**Given request**.
The records below must be output exactly, without pictures.

— start of Listed entries —

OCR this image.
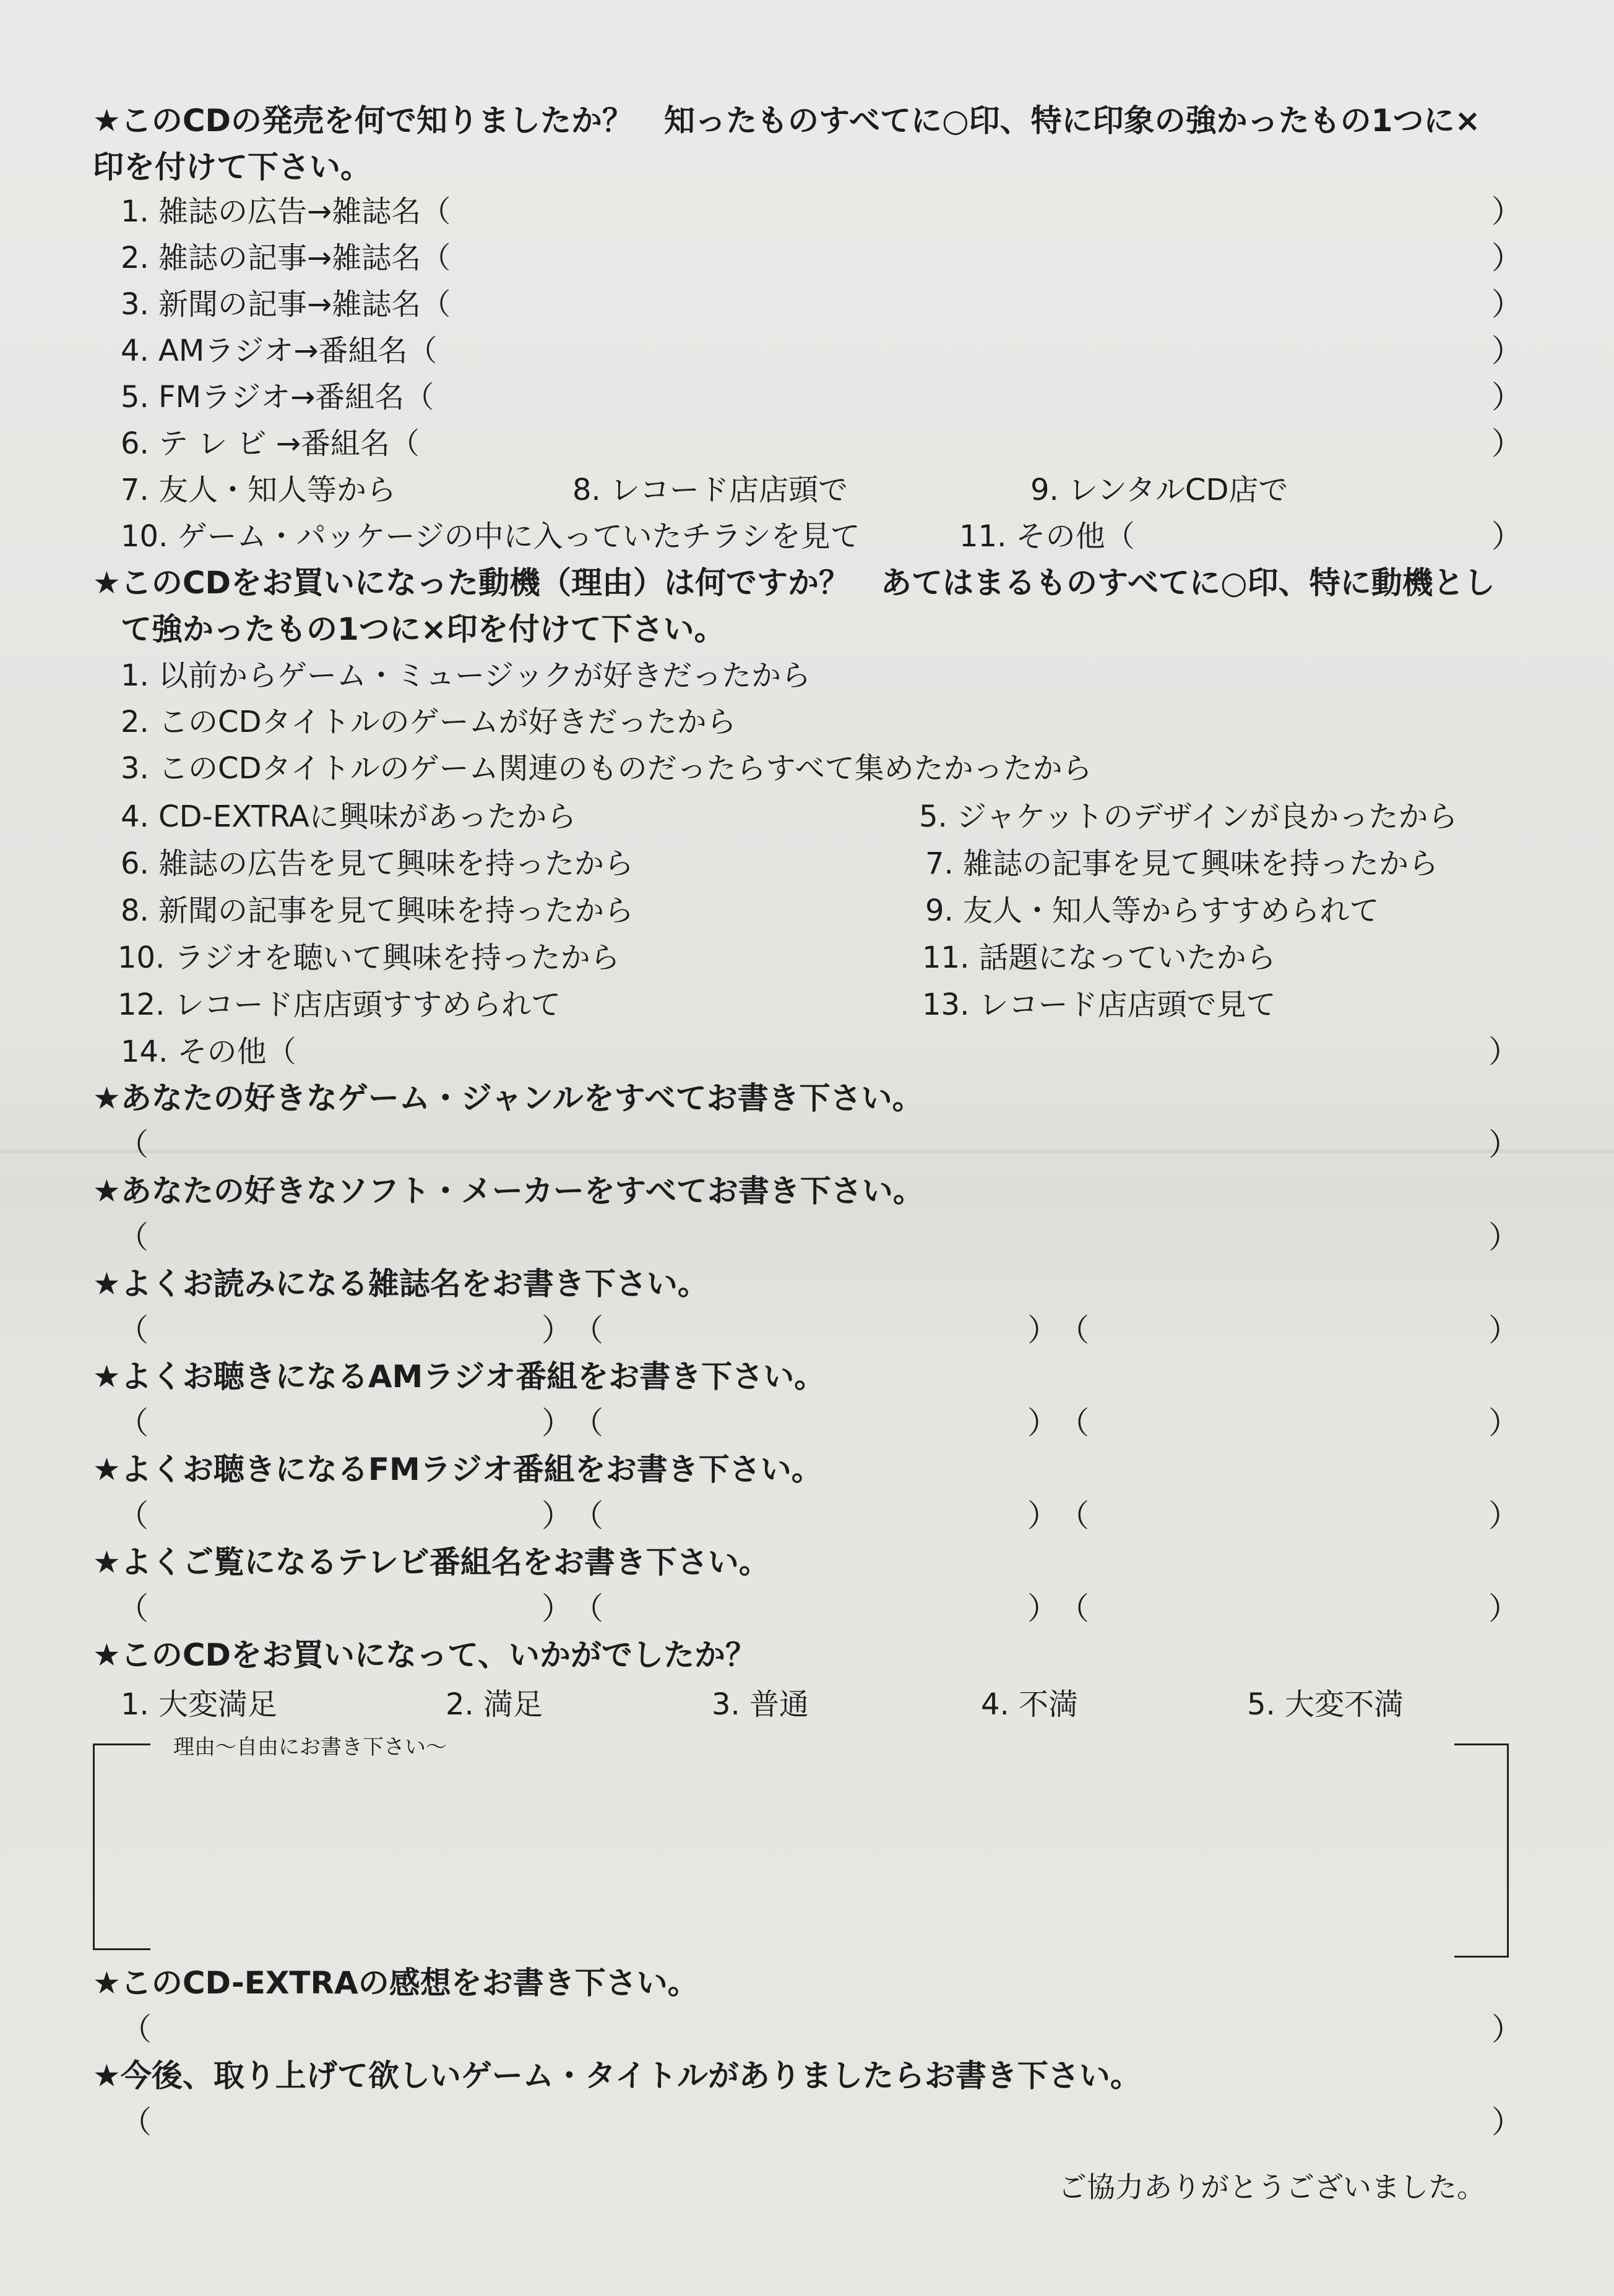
★このCDの発売を何で知りましたか？　知ったものすべてに○印、特に印象の強かったもの1つに×
印を付けて下さい。
1. 雑誌の広告→雑誌名（	）
2. 雑誌の記事→雑誌名（	）
3. 新聞の記事→雑誌名（	）
4. AMラジオ→番組名（	）
5. FMラジオ→番組名（	）
6. テ レ ビ →番組名（	）
7. 友人・知人等から	8. レコード店店頭で	9. レンタルCD店で
10. ゲーム・パッケージの中に入っていたチラシを見て	11. その他（	）
★このCDをお買いになった動機（理由）は何ですか？　あてはまるものすべてに○印、特に動機とし
て強かったもの1つに×印を付けて下さい。
1. 以前からゲーム・ミュージックが好きだったから
2. このCDタイトルのゲームが好きだったから
3. このCDタイトルのゲーム関連のものだったらすべて集めたかったから
4. CD-EXTRAに興味があったから	5. ジャケットのデザインが良かったから
6. 雑誌の広告を見て興味を持ったから	7. 雑誌の記事を見て興味を持ったから
8. 新聞の記事を見て興味を持ったから	9. 友人・知人等からすすめられて
10. ラジオを聴いて興味を持ったから	11. 話題になっていたから
12. レコード店店頭すすめられて	13. レコード店店頭で見て
14. その他（	）
★あなたの好きなゲーム・ジャンルをすべてお書き下さい。
（	）
★あなたの好きなソフト・メーカーをすべてお書き下さい。
（	）
★よくお読みになる雑誌名をお書き下さい。
（	） （	） （	）
★よくお聴きになるAMラジオ番組をお書き下さい。
（	） （	） （	）
★よくお聴きになるFMラジオ番組をお書き下さい。
（	） （	） （	）
★よくご覧になるテレビ番組名をお書き下さい。
（	） （	） （	）
★このCDをお買いになって、いかがでしたか？
1. 大変満足	2. 満足	3. 普通	4. 不満	5. 大変不満
理由〜自由にお書き下さい〜
★このCD-EXTRAの感想をお書き下さい。
（	）
★今後、取り上げて欲しいゲーム・タイトルがありましたらお書き下さい。
（	）
ご協力ありがとうございました。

— end of Listed entries —

**Output for this task**.
OCR this image.
★このCDの発売を何で知りましたか？　知ったものすべてに○印、特に印象の強かったもの1つに×
印を付けて下さい。
1. 雑誌の広告→雑誌名（	）
2. 雑誌の記事→雑誌名（	）
3. 新聞の記事→雑誌名（	）
4. AMラジオ→番組名（	）
5. FMラジオ→番組名（	）
6. テ レ ビ →番組名（	）
7. 友人・知人等から	8. レコード店店頭で	9. レンタルCD店で
10. ゲーム・パッケージの中に入っていたチラシを見て	11. その他（	）
★このCDをお買いになった動機（理由）は何ですか？　あてはまるものすべてに○印、特に動機とし
て強かったもの1つに×印を付けて下さい。
1. 以前からゲーム・ミュージックが好きだったから
2. このCDタイトルのゲームが好きだったから
3. このCDタイトルのゲーム関連のものだったらすべて集めたかったから
4. CD-EXTRAに興味があったから	5. ジャケットのデザインが良かったから
6. 雑誌の広告を見て興味を持ったから	7. 雑誌の記事を見て興味を持ったから
8. 新聞の記事を見て興味を持ったから	9. 友人・知人等からすすめられて
10. ラジオを聴いて興味を持ったから	11. 話題になっていたから
12. レコード店店頭すすめられて	13. レコード店店頭で見て
14. その他（	）
★あなたの好きなゲーム・ジャンルをすべてお書き下さい。
（	）
★あなたの好きなソフト・メーカーをすべてお書き下さい。
（	）
★よくお読みになる雑誌名をお書き下さい。
（	） （	） （	）
★よくお聴きになるAMラジオ番組をお書き下さい。
（	） （	） （	）
★よくお聴きになるFMラジオ番組をお書き下さい。
（	） （	） （	）
★よくご覧になるテレビ番組名をお書き下さい。
（	） （	） （	）
★このCDをお買いになって、いかがでしたか？
1. 大変満足	2. 満足	3. 普通	4. 不満	5. 大変不満
理由〜自由にお書き下さい〜
★このCD-EXTRAの感想をお書き下さい。
（	）
★今後、取り上げて欲しいゲーム・タイトルがありましたらお書き下さい。
（	）
ご協力ありがとうございました。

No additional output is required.